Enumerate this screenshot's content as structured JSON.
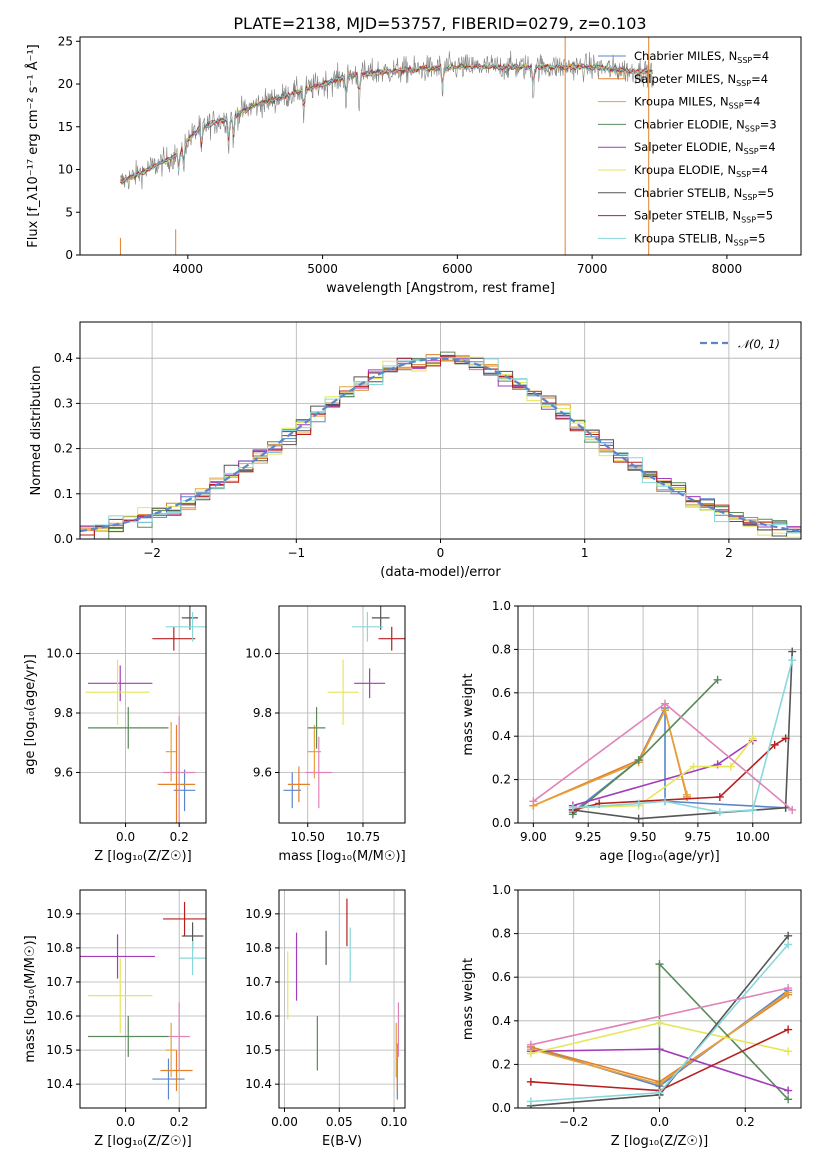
{
  "figure": {
    "title": "PLATE=2138, MJD=53757, FIBERID=0279, z=0.103"
  },
  "colors": {
    "Chabrier MILES": "#5b86cc",
    "Salpeter MILES": "#e3802a",
    "Kroupa MILES": "#e6a23a",
    "Chabrier ELODIE": "#5a8a5a",
    "Salpeter ELODIE": "#a23cba",
    "Kroupa ELODIE": "#e6e65a",
    "Chabrier STELIB": "#555555",
    "Salpeter STELIB": "#b82020",
    "Kroupa STELIB": "#88d8dc",
    "extra": "#e083b8",
    "data": "#808080",
    "normal": "#5b86cc"
  },
  "chart_data": [
    {
      "id": "spectrum",
      "type": "line",
      "title": "PLATE=2138, MJD=53757, FIBERID=0279, z=0.103",
      "xlabel": "wavelength [Angstrom, rest frame]",
      "ylabel": "Flux [f_λ10⁻¹⁷ erg cm⁻² s⁻¹ Å⁻¹]",
      "xlim": [
        3200,
        8550
      ],
      "ylim": [
        0,
        25.5
      ],
      "xticks": [
        4000,
        5000,
        6000,
        7000,
        8000
      ],
      "yticks": [
        0,
        5,
        10,
        15,
        20,
        25
      ],
      "grid": false,
      "legend_position": "top-right",
      "legend": [
        {
          "name": "Chabrier MILES",
          "nssp": "4"
        },
        {
          "name": "Salpeter MILES",
          "nssp": "4"
        },
        {
          "name": "Kroupa MILES",
          "nssp": "4"
        },
        {
          "name": "Chabrier ELODIE",
          "nssp": "3"
        },
        {
          "name": "Salpeter ELODIE",
          "nssp": "4"
        },
        {
          "name": "Kroupa ELODIE",
          "nssp": "4"
        },
        {
          "name": "Chabrier STELIB",
          "nssp": "5"
        },
        {
          "name": "Salpeter STELIB",
          "nssp": "5"
        },
        {
          "name": "Kroupa STELIB",
          "nssp": "5"
        }
      ],
      "continuum": {
        "x": [
          3500,
          3700,
          3900,
          4000,
          4100,
          4300,
          4500,
          4700,
          5000,
          5200,
          5500,
          6000,
          6500,
          7000,
          7300
        ],
        "y": [
          8.5,
          10.0,
          11.5,
          13.5,
          15.0,
          16.0,
          17.5,
          18.5,
          20.0,
          21.0,
          21.5,
          22.0,
          22.0,
          22.0,
          21.5
        ]
      }
    },
    {
      "id": "residuals",
      "type": "histogram",
      "xlabel": "(data-model)/error",
      "ylabel": "Normed distribution",
      "xlim": [
        -2.5,
        2.5
      ],
      "ylim": [
        0,
        0.48
      ],
      "xticks": [
        -2,
        -1,
        0,
        1,
        2
      ],
      "yticks": [
        0.0,
        0.1,
        0.2,
        0.3,
        0.4
      ],
      "grid": true,
      "legend_position": "top-right",
      "legend": [
        "𝒩(0, 1)"
      ]
    },
    {
      "id": "age-vs-Z",
      "type": "scatter",
      "xlabel": "Z [log₁₀(Z/Z☉)]",
      "ylabel": "age  [log₁₀(age/yr)]",
      "xlim": [
        -0.17,
        0.3
      ],
      "ylim": [
        9.43,
        10.16
      ],
      "xticks": [
        0.0,
        0.2
      ],
      "yticks": [
        9.6,
        9.8,
        10.0
      ],
      "grid": true,
      "points": [
        {
          "model": "Chabrier MILES",
          "x": 0.22,
          "y": 9.54,
          "xerr": 0.04,
          "yerr": 0.07
        },
        {
          "model": "Salpeter MILES",
          "x": 0.19,
          "y": 9.56,
          "xerr": 0.07,
          "yerr": 0.2
        },
        {
          "model": "Kroupa MILES",
          "x": 0.17,
          "y": 9.67,
          "xerr": 0.02,
          "yerr": 0.1
        },
        {
          "model": "Chabrier ELODIE",
          "x": 0.01,
          "y": 9.75,
          "xerr": 0.15,
          "yerr": 0.07
        },
        {
          "model": "Salpeter ELODIE",
          "x": -0.02,
          "y": 9.9,
          "xerr": 0.12,
          "yerr": 0.06
        },
        {
          "model": "Kroupa ELODIE",
          "x": -0.03,
          "y": 9.87,
          "xerr": 0.12,
          "yerr": 0.11
        },
        {
          "model": "Chabrier STELIB",
          "x": 0.24,
          "y": 10.12,
          "xerr": 0.03,
          "yerr": 0.04
        },
        {
          "model": "Salpeter STELIB",
          "x": 0.18,
          "y": 10.05,
          "xerr": 0.08,
          "yerr": 0.04
        },
        {
          "model": "Kroupa STELIB",
          "x": 0.25,
          "y": 10.09,
          "xerr": 0.1,
          "yerr": 0.05
        },
        {
          "model": "extra",
          "x": 0.2,
          "y": 9.6,
          "xerr": 0.06,
          "yerr": 0.19
        }
      ]
    },
    {
      "id": "age-vs-mass",
      "type": "scatter",
      "xlabel": "mass [log₁₀(M/M☉)]",
      "ylabel": "",
      "xlim": [
        10.37,
        10.94
      ],
      "ylim": [
        9.43,
        10.16
      ],
      "xticks": [
        10.5,
        10.75
      ],
      "yticks": [
        9.6,
        9.8,
        10.0
      ],
      "grid": true,
      "points": [
        {
          "model": "Chabrier MILES",
          "x": 10.43,
          "y": 9.54,
          "xerr": 0.04,
          "yerr": 0.06
        },
        {
          "model": "Salpeter MILES",
          "x": 10.46,
          "y": 9.56,
          "xerr": 0.05,
          "yerr": 0.06
        },
        {
          "model": "Kroupa MILES",
          "x": 10.53,
          "y": 9.67,
          "xerr": 0.03,
          "yerr": 0.09
        },
        {
          "model": "Chabrier ELODIE",
          "x": 10.54,
          "y": 9.75,
          "xerr": 0.04,
          "yerr": 0.07
        },
        {
          "model": "Salpeter ELODIE",
          "x": 10.78,
          "y": 9.9,
          "xerr": 0.07,
          "yerr": 0.05
        },
        {
          "model": "Kroupa ELODIE",
          "x": 10.66,
          "y": 9.87,
          "xerr": 0.07,
          "yerr": 0.11
        },
        {
          "model": "Chabrier STELIB",
          "x": 10.83,
          "y": 10.12,
          "xerr": 0.04,
          "yerr": 0.04
        },
        {
          "model": "Salpeter STELIB",
          "x": 10.88,
          "y": 10.05,
          "xerr": 0.06,
          "yerr": 0.04
        },
        {
          "model": "Kroupa STELIB",
          "x": 10.77,
          "y": 10.09,
          "xerr": 0.07,
          "yerr": 0.05
        },
        {
          "model": "extra",
          "x": 10.55,
          "y": 9.6,
          "xerr": 0.06,
          "yerr": 0.12
        }
      ]
    },
    {
      "id": "massweight-vs-age",
      "type": "line",
      "xlabel": "age  [log₁₀(age/yr)]",
      "ylabel": "mass weight",
      "xlim": [
        8.93,
        10.22
      ],
      "ylim": [
        0,
        1.0
      ],
      "xticks": [
        9.0,
        9.25,
        9.5,
        9.75,
        10.0
      ],
      "yticks": [
        0.0,
        0.2,
        0.4,
        0.6,
        0.8,
        1.0
      ],
      "grid": true,
      "series": [
        {
          "model": "Chabrier MILES",
          "x": [
            9.18,
            9.48,
            9.6,
            9.6,
            10.15
          ],
          "y": [
            0.05,
            0.29,
            0.53,
            0.1,
            0.07
          ]
        },
        {
          "model": "Salpeter MILES",
          "x": [
            9.0,
            9.48,
            9.6,
            9.7
          ],
          "y": [
            0.08,
            0.29,
            0.52,
            0.12
          ]
        },
        {
          "model": "Kroupa MILES",
          "x": [
            9.0,
            9.48,
            9.6,
            9.7
          ],
          "y": [
            0.08,
            0.28,
            0.52,
            0.13
          ]
        },
        {
          "model": "Chabrier ELODIE",
          "x": [
            9.18,
            9.48,
            9.84
          ],
          "y": [
            0.04,
            0.29,
            0.66
          ]
        },
        {
          "model": "Salpeter ELODIE",
          "x": [
            9.18,
            9.84,
            10.0
          ],
          "y": [
            0.08,
            0.27,
            0.38
          ]
        },
        {
          "model": "Kroupa ELODIE",
          "x": [
            9.18,
            9.48,
            9.73,
            9.9,
            10.0
          ],
          "y": [
            0.07,
            0.08,
            0.26,
            0.26,
            0.39
          ]
        },
        {
          "model": "Chabrier STELIB",
          "x": [
            9.18,
            9.48,
            10.15,
            10.18
          ],
          "y": [
            0.06,
            0.02,
            0.07,
            0.79
          ]
        },
        {
          "model": "Salpeter STELIB",
          "x": [
            9.18,
            9.3,
            9.85,
            10.1,
            10.15
          ],
          "y": [
            0.06,
            0.09,
            0.12,
            0.36,
            0.39
          ]
        },
        {
          "model": "Kroupa STELIB",
          "x": [
            9.18,
            9.48,
            9.6,
            9.85,
            10.0,
            10.18
          ],
          "y": [
            0.07,
            0.09,
            0.1,
            0.05,
            0.06,
            0.75
          ]
        },
        {
          "model": "extra",
          "x": [
            9.0,
            9.6,
            10.18
          ],
          "y": [
            0.1,
            0.55,
            0.06
          ]
        }
      ]
    },
    {
      "id": "mass-vs-Z",
      "type": "scatter",
      "xlabel": "Z [log₁₀(Z/Z☉)]",
      "ylabel": "mass [log₁₀(M/M☉)]",
      "xlim": [
        -0.17,
        0.3
      ],
      "ylim": [
        10.33,
        10.97
      ],
      "xticks": [
        0.0,
        0.2
      ],
      "yticks": [
        10.4,
        10.5,
        10.6,
        10.7,
        10.8,
        10.9
      ],
      "grid": true,
      "points": [
        {
          "model": "Chabrier MILES",
          "x": 0.16,
          "y": 10.415,
          "xerr": 0.06,
          "yerr": 0.06
        },
        {
          "model": "Salpeter MILES",
          "x": 0.19,
          "y": 10.44,
          "xerr": 0.06,
          "yerr": 0.06
        },
        {
          "model": "Kroupa MILES",
          "x": 0.17,
          "y": 10.5,
          "xerr": 0.02,
          "yerr": 0.08
        },
        {
          "model": "Chabrier ELODIE",
          "x": 0.01,
          "y": 10.54,
          "xerr": 0.15,
          "yerr": 0.06
        },
        {
          "model": "Salpeter ELODIE",
          "x": -0.03,
          "y": 10.775,
          "xerr": 0.14,
          "yerr": 0.065
        },
        {
          "model": "Kroupa ELODIE",
          "x": -0.02,
          "y": 10.66,
          "xerr": 0.12,
          "yerr": 0.11
        },
        {
          "model": "Chabrier STELIB",
          "x": 0.25,
          "y": 10.835,
          "xerr": 0.04,
          "yerr": 0.04
        },
        {
          "model": "Salpeter STELIB",
          "x": 0.22,
          "y": 10.885,
          "xerr": 0.08,
          "yerr": 0.05
        },
        {
          "model": "Kroupa STELIB",
          "x": 0.25,
          "y": 10.77,
          "xerr": 0.05,
          "yerr": 0.05
        },
        {
          "model": "extra",
          "x": 0.2,
          "y": 10.54,
          "xerr": 0.04,
          "yerr": 0.1
        }
      ]
    },
    {
      "id": "mass-vs-ebv",
      "type": "scatter",
      "xlabel": "E(B-V)",
      "ylabel": "",
      "xlim": [
        -0.005,
        0.11
      ],
      "ylim": [
        10.33,
        10.97
      ],
      "xticks": [
        0.0,
        0.05,
        0.1
      ],
      "yticks": [
        10.4,
        10.5,
        10.6,
        10.7,
        10.8,
        10.9
      ],
      "grid": true,
      "points": [
        {
          "model": "Chabrier MILES",
          "x": 0.103,
          "y": 10.415,
          "yerr": 0.06
        },
        {
          "model": "Salpeter MILES",
          "x": 0.103,
          "y": 10.45,
          "yerr": 0.07
        },
        {
          "model": "Kroupa MILES",
          "x": 0.102,
          "y": 10.5,
          "yerr": 0.08
        },
        {
          "model": "Chabrier ELODIE",
          "x": 0.03,
          "y": 10.52,
          "yerr": 0.08
        },
        {
          "model": "Salpeter ELODIE",
          "x": 0.011,
          "y": 10.745,
          "yerr": 0.1
        },
        {
          "model": "Kroupa ELODIE",
          "x": 0.003,
          "y": 10.69,
          "yerr": 0.1
        },
        {
          "model": "Chabrier STELIB",
          "x": 0.038,
          "y": 10.8,
          "yerr": 0.05
        },
        {
          "model": "Salpeter STELIB",
          "x": 0.057,
          "y": 10.875,
          "yerr": 0.07
        },
        {
          "model": "Kroupa STELIB",
          "x": 0.06,
          "y": 10.78,
          "yerr": 0.08
        },
        {
          "model": "extra",
          "x": 0.104,
          "y": 10.56,
          "yerr": 0.08
        }
      ]
    },
    {
      "id": "massweight-vs-Z",
      "type": "line",
      "xlabel": "Z [log₁₀(Z/Z☉)]",
      "ylabel": "mass weight",
      "xlim": [
        -0.33,
        0.33
      ],
      "ylim": [
        0,
        1.0
      ],
      "xticks": [
        -0.2,
        0.0,
        0.2
      ],
      "yticks": [
        0.0,
        0.2,
        0.4,
        0.6,
        0.8,
        1.0
      ],
      "grid": true,
      "series": [
        {
          "model": "Chabrier MILES",
          "x": [
            -0.3,
            0.0,
            0.3
          ],
          "y": [
            0.28,
            0.1,
            0.54
          ]
        },
        {
          "model": "Salpeter MILES",
          "x": [
            -0.3,
            0.0,
            0.3
          ],
          "y": [
            0.28,
            0.12,
            0.52
          ]
        },
        {
          "model": "Kroupa MILES",
          "x": [
            -0.3,
            0.0,
            0.3
          ],
          "y": [
            0.27,
            0.11,
            0.53
          ]
        },
        {
          "model": "Chabrier ELODIE",
          "x": [
            0.0,
            0.0,
            0.3
          ],
          "y": [
            0.06,
            0.66,
            0.04
          ]
        },
        {
          "model": "Salpeter ELODIE",
          "x": [
            -0.3,
            0.0,
            0.3
          ],
          "y": [
            0.26,
            0.27,
            0.08
          ]
        },
        {
          "model": "Kroupa ELODIE",
          "x": [
            -0.3,
            0.0,
            0.3
          ],
          "y": [
            0.25,
            0.39,
            0.26
          ]
        },
        {
          "model": "Chabrier STELIB",
          "x": [
            -0.3,
            0.0,
            0.3
          ],
          "y": [
            0.01,
            0.06,
            0.79
          ]
        },
        {
          "model": "Salpeter STELIB",
          "x": [
            -0.3,
            0.0,
            0.3
          ],
          "y": [
            0.12,
            0.08,
            0.36
          ]
        },
        {
          "model": "Kroupa STELIB",
          "x": [
            -0.3,
            0.0,
            0.3
          ],
          "y": [
            0.03,
            0.07,
            0.75
          ]
        },
        {
          "model": "extra",
          "x": [
            -0.3,
            0.3
          ],
          "y": [
            0.29,
            0.55
          ]
        }
      ]
    }
  ]
}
# # # #
> [EXERCISE PROMPT] State how many lines in the records above contain the word "PLATE", giving only the number.

> [PROBLEM SOLUTION] 2